**PROBLEM STATEMENT**
Extract the listing below in full, unchanged.

-- start DATASET RECORDS --

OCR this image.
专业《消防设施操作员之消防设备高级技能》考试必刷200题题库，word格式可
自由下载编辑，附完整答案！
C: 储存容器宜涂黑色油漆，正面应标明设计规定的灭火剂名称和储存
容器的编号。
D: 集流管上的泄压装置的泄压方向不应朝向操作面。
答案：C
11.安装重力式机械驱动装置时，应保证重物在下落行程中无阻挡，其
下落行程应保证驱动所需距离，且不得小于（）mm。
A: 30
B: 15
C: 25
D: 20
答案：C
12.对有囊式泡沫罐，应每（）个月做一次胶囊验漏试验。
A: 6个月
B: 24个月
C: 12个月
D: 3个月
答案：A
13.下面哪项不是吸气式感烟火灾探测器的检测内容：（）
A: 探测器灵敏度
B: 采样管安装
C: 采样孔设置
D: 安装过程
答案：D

-- end DATASET RECORDS --

**RESULT OF THE EXERCISE**
OCR this image.
专业《消防设施操作员之消防设备高级技能》考试必刷200题题库，word格式可
自由下载编辑，附完整答案！
C: 储存容器宜涂黑色油漆，正面应标明设计规定的灭火剂名称和储存
容器的编号。
D: 集流管上的泄压装置的泄压方向不应朝向操作面。
答案：C
11.安装重力式机械驱动装置时，应保证重物在下落行程中无阻挡，其
下落行程应保证驱动所需距离，且不得小于（）mm。
A: 30
B: 15
C: 25
D: 20
答案：C
12.对有囊式泡沫罐，应每（）个月做一次胶囊验漏试验。
A: 6个月
B: 24个月
C: 12个月
D: 3个月
答案：A
13.下面哪项不是吸气式感烟火灾探测器的检测内容：（）
A: 探测器灵敏度
B: 采样管安装
C: 采样孔设置
D: 安装过程
答案：D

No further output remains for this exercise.